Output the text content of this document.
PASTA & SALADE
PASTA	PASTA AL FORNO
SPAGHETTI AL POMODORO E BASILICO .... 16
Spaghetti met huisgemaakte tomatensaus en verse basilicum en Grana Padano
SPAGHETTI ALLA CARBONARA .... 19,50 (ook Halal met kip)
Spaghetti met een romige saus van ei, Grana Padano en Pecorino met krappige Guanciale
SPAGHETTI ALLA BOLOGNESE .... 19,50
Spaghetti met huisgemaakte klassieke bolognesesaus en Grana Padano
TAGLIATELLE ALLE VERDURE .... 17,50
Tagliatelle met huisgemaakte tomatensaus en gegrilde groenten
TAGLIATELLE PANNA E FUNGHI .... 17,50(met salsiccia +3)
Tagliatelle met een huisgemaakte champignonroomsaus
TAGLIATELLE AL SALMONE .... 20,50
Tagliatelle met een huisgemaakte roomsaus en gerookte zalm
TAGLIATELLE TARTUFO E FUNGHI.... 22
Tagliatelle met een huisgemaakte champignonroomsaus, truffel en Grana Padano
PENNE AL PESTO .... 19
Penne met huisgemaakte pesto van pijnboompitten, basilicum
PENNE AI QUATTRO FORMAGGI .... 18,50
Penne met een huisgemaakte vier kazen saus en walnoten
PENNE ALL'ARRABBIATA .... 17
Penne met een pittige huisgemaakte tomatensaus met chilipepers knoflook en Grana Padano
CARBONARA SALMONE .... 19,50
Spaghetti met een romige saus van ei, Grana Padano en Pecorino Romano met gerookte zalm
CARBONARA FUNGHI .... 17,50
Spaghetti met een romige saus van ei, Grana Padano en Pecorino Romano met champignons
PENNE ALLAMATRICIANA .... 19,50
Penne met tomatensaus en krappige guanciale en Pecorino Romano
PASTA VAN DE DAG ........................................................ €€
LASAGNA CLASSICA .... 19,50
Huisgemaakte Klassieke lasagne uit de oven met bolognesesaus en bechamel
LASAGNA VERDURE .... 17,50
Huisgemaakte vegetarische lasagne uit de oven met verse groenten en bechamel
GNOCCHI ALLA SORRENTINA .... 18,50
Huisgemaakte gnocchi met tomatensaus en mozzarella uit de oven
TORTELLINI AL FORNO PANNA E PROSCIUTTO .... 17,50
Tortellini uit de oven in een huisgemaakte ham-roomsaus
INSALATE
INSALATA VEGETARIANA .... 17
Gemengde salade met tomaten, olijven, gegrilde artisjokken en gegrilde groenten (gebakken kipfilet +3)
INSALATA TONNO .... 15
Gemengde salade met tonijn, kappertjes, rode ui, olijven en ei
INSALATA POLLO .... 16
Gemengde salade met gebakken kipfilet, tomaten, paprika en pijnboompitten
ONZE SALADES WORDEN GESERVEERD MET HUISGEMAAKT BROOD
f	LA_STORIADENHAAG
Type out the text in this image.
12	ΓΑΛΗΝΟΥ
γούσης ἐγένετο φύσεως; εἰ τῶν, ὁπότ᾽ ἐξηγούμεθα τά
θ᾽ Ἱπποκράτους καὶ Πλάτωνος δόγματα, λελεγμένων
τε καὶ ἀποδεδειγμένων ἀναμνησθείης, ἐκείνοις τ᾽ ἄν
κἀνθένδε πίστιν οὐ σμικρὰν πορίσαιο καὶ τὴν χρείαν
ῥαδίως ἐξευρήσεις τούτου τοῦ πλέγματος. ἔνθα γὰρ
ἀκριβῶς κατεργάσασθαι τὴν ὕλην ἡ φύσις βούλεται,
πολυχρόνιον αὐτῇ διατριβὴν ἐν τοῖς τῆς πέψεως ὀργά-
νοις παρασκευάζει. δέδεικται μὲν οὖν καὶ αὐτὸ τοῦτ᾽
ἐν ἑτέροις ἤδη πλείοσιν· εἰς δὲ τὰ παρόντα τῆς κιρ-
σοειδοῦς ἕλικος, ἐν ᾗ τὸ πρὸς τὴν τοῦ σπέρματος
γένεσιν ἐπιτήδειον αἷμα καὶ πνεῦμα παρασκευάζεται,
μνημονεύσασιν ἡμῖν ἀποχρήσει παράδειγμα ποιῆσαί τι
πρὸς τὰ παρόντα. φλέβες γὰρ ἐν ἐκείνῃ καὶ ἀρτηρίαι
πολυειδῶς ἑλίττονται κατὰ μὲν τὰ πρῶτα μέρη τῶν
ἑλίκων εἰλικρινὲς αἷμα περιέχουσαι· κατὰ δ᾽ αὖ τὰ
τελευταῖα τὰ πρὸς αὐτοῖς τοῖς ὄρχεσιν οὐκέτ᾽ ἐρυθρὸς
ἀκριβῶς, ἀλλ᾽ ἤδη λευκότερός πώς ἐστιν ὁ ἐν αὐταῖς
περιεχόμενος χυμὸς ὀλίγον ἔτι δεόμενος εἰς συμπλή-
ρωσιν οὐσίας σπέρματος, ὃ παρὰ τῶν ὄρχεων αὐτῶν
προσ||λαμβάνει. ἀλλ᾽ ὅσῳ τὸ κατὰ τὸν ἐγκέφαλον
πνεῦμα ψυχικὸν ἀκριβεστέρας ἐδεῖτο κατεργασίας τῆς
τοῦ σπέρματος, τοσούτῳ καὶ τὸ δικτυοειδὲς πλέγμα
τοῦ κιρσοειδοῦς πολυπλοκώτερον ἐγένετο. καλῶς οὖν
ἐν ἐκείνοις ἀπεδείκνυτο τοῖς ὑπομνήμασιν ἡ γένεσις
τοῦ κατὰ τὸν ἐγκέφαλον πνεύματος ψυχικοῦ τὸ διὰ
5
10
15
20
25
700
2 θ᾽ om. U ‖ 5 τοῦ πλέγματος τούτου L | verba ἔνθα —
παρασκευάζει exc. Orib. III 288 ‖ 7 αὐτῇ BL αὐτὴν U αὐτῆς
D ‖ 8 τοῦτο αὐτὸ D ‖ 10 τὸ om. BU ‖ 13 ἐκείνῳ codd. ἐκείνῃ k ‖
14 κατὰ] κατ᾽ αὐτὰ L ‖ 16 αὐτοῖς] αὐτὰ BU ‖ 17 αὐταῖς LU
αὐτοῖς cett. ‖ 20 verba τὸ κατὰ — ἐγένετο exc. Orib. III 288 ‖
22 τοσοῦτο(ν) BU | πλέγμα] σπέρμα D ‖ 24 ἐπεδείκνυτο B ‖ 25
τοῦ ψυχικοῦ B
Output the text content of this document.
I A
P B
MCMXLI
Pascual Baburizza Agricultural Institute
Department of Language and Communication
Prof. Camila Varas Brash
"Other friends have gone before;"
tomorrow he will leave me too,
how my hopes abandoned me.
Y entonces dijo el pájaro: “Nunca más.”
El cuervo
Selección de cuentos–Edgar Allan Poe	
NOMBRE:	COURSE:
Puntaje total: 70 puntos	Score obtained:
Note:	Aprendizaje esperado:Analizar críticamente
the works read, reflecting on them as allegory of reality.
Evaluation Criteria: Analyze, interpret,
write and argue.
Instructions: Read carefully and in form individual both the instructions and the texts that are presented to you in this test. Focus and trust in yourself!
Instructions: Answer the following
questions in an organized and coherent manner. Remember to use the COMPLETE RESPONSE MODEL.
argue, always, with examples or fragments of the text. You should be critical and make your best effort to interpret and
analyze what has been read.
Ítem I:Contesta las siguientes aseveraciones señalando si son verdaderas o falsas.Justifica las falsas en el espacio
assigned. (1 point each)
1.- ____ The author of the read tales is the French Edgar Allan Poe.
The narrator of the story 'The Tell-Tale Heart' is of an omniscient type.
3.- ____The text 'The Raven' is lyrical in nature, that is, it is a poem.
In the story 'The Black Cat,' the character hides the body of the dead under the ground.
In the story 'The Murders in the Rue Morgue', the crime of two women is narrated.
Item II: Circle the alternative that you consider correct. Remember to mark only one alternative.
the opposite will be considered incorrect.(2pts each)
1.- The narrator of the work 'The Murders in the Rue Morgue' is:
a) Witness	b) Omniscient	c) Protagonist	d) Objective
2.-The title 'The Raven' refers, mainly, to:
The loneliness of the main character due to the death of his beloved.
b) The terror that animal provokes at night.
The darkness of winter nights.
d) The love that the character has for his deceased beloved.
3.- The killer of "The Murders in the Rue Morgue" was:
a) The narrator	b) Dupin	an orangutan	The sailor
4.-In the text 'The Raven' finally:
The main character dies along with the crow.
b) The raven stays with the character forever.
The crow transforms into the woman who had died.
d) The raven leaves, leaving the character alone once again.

Short problem:
Locate and copy each line in the data above that includes the word "ἐγκέφαλον".

Response to the task:
προσ||λαμβάνει. ἀλλ᾽ ὅσῳ τὸ κατὰ τὸν ἐγκέφαλον
τοῦ κατὰ τὸν ἐγκέφαλον πνεύματος ψυχικοῦ τὸ διὰ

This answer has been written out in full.